(Dataset excerpts)
-- Opening Marker --

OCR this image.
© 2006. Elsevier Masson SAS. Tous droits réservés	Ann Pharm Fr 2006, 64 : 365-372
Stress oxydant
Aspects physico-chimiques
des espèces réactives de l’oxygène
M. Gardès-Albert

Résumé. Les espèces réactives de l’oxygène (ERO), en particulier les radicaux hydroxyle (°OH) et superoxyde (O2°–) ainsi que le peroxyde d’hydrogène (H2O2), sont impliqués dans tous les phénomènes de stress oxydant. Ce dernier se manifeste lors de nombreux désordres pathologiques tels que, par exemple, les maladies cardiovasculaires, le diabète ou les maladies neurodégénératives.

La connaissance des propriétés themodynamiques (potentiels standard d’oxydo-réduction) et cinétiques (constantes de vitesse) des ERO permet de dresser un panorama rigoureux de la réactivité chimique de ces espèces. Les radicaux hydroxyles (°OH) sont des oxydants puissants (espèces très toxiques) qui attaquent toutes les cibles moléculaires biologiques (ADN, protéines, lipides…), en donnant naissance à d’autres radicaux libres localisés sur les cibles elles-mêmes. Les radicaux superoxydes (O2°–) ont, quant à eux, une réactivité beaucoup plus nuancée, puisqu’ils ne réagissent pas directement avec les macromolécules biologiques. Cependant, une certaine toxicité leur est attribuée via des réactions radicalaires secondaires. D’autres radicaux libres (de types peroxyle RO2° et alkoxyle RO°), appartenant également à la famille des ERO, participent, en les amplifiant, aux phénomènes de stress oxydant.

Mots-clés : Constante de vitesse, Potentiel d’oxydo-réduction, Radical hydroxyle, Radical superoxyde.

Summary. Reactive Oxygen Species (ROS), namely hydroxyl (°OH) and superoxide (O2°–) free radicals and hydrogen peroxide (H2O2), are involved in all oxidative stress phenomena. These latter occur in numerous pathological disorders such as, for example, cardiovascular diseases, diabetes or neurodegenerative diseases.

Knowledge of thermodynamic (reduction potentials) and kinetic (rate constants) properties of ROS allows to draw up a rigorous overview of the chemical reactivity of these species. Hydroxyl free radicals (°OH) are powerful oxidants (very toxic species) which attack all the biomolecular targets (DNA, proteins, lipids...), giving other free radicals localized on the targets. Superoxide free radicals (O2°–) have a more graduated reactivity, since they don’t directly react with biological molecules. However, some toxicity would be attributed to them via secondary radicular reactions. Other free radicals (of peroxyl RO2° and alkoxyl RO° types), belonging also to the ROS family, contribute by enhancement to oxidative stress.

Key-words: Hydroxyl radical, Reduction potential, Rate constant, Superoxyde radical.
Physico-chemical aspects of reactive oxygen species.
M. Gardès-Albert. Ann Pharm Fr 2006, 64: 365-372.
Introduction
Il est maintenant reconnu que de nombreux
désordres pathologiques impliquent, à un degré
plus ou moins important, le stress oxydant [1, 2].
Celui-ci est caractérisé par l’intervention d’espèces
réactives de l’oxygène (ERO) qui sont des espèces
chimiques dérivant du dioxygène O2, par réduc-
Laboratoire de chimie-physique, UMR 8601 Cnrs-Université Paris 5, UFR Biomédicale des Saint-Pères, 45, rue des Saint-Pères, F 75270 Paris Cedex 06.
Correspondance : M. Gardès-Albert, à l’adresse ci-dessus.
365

-- Closing Marker --
-- Opening Marker --

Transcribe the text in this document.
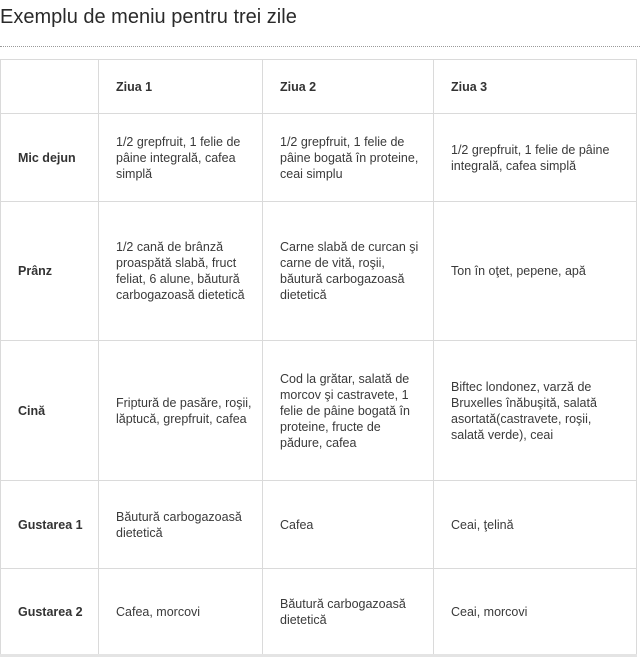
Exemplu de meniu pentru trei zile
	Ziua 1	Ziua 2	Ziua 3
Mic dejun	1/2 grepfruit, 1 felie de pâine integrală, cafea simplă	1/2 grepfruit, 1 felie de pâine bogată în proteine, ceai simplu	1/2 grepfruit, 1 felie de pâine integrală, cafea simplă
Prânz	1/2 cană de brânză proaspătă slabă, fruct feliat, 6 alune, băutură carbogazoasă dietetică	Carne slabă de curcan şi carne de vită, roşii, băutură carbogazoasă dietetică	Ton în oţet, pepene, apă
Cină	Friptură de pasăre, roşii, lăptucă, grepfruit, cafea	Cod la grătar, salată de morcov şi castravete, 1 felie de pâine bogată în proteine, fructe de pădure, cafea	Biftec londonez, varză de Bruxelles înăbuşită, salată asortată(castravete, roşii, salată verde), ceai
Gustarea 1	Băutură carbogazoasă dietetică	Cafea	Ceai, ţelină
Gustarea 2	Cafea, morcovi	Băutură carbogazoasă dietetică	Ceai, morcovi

-- Closing Marker --

**DIRECTIONS FOR THIS TASK**
Copy every line above that holds the word "plus".

**SOLUTION TO THE EXERCISE**
La connaissance des propriétés themodynamiques (potentiels standard d’oxydo-réduction) et cinétiques (constantes de vitesse) des ERO permet de dresser un panorama rigoureux de la réactivité chimique de ces espèces. Les radicaux hydroxyles (°OH) sont des oxydants puissants (espèces très toxiques) qui attaquent toutes les cibles moléculaires biologiques (ADN, protéines, lipides…), en donnant naissance à d’autres radicaux libres localisés sur les cibles elles-mêmes. Les radicaux superoxydes (O2°–) ont, quant à eux, une réactivité beaucoup plus nuancée, puisqu’ils ne réagissent pas directement avec les macromolécules biologiques. Cependant, une certaine toxicité leur est attribuée via des réactions radicalaires secondaires. D’autres radicaux libres (de types peroxyle RO2° et alkoxyle RO°), appartenant également à la famille des ERO, participent, en les amplifiant, aux phénomènes de stress oxydant.
plus ou moins important, le stress oxydant [1, 2].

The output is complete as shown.